WHAT YOU SHOULD DO:
Comb the records below for the string "maja" and copy each line where it turns up.

Records from a data source:
+++

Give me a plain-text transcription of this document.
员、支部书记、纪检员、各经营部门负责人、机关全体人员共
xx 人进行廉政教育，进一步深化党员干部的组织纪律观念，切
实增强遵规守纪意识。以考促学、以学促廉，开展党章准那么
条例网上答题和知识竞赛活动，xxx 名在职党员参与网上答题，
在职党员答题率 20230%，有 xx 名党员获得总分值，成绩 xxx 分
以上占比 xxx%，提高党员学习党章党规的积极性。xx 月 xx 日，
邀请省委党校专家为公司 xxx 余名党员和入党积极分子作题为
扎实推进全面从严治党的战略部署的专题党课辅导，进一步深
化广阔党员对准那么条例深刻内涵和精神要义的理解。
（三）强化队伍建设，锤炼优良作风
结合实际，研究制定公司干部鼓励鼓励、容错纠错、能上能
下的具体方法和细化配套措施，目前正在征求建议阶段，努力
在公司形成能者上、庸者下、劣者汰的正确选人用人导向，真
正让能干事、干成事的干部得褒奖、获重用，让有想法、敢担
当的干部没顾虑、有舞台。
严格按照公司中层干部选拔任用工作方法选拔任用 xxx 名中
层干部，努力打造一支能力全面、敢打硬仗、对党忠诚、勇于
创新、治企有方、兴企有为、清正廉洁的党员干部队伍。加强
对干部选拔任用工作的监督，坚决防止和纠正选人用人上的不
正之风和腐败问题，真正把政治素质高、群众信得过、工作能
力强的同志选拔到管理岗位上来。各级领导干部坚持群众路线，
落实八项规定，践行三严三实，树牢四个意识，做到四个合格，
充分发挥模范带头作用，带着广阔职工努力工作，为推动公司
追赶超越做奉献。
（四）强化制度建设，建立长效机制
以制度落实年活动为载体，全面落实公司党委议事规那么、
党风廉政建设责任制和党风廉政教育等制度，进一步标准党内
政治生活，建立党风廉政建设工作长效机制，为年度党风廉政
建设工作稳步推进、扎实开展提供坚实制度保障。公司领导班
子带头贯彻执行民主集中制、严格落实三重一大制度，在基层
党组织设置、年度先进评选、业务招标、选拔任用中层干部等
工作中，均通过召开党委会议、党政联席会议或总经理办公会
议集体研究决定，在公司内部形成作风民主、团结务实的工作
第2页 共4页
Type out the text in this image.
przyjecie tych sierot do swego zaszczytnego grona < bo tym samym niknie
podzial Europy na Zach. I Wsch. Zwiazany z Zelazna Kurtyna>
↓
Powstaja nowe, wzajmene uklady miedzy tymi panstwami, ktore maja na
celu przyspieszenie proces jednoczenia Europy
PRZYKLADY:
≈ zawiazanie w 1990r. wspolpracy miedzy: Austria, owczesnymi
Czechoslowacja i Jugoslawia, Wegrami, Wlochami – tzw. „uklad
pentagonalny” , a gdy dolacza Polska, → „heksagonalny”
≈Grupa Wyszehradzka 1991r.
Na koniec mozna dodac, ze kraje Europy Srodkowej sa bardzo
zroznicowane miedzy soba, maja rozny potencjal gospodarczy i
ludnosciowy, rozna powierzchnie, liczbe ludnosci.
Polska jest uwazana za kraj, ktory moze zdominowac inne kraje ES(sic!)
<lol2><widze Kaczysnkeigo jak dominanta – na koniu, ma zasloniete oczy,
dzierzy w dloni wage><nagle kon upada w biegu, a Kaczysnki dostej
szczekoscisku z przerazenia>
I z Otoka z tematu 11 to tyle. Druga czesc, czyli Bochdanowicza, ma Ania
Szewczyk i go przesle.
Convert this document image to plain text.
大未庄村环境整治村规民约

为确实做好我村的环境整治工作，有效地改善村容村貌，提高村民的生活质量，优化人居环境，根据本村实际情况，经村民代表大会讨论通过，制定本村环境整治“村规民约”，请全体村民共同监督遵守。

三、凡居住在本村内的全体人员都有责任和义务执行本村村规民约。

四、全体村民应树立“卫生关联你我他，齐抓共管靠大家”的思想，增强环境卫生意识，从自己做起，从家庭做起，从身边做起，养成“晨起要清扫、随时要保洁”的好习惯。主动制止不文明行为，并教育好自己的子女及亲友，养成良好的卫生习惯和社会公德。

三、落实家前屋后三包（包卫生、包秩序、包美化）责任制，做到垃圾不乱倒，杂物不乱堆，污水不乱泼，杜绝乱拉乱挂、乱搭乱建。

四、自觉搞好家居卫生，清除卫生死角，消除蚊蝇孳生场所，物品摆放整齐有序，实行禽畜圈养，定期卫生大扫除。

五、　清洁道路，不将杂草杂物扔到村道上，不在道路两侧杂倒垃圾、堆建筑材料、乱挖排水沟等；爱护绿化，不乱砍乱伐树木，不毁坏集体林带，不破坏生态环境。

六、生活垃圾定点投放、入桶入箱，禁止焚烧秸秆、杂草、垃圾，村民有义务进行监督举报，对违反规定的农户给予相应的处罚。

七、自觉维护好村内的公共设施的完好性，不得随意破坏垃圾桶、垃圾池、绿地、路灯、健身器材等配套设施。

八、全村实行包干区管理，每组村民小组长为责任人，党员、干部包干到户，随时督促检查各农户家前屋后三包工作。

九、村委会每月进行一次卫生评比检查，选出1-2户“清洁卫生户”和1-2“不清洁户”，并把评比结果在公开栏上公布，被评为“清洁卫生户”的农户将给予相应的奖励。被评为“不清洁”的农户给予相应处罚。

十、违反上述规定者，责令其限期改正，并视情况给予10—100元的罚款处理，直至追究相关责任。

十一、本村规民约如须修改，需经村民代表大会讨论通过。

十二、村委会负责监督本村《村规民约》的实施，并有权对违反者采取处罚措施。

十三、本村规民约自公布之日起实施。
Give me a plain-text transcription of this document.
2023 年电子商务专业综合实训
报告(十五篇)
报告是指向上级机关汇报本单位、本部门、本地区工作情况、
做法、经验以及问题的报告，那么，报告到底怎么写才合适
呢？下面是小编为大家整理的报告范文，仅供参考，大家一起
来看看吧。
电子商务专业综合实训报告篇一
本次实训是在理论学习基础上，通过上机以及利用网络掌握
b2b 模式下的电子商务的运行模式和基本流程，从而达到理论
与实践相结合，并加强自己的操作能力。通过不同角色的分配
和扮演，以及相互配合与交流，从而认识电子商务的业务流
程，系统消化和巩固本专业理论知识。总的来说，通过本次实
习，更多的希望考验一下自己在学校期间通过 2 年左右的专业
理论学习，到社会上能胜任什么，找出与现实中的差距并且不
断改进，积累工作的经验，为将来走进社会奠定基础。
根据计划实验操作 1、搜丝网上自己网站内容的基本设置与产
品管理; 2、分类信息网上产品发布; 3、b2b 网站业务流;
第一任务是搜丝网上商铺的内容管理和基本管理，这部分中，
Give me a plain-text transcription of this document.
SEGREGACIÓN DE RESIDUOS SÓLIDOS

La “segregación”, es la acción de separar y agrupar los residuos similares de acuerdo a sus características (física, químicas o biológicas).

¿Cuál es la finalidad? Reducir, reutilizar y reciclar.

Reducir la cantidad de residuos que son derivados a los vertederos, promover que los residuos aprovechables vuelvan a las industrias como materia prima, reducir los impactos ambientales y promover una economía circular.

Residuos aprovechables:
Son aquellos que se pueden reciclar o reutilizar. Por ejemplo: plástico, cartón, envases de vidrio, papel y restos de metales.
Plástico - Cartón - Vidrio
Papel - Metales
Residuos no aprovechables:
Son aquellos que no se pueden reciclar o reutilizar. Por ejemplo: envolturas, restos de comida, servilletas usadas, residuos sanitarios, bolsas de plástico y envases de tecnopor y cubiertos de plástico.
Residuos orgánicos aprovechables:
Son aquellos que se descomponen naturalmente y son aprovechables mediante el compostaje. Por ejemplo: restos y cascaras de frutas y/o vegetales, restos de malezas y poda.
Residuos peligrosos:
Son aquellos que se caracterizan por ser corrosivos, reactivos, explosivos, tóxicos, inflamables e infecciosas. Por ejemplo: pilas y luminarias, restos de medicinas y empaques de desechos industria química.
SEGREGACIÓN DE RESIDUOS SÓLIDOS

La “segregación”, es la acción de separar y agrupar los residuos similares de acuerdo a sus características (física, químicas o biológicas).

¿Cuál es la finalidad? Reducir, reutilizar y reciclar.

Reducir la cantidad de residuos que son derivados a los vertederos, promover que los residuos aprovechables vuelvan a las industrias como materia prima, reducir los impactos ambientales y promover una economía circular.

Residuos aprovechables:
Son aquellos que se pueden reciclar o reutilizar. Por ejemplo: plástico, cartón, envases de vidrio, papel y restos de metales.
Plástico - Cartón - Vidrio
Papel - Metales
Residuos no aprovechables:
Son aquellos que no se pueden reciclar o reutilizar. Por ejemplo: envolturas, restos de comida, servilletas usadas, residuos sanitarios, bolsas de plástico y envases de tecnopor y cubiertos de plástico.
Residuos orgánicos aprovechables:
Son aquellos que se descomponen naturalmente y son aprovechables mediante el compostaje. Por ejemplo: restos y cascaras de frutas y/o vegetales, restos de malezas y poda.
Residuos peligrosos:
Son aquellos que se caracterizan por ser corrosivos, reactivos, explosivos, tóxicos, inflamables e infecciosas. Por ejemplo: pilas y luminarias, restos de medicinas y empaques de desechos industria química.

+++

TASK SOLUTION:
Powstaja nowe, wzajmene uklady miedzy tymi panstwami, ktore maja na
zroznicowane miedzy soba, maja rozny potencjal gospodarczy i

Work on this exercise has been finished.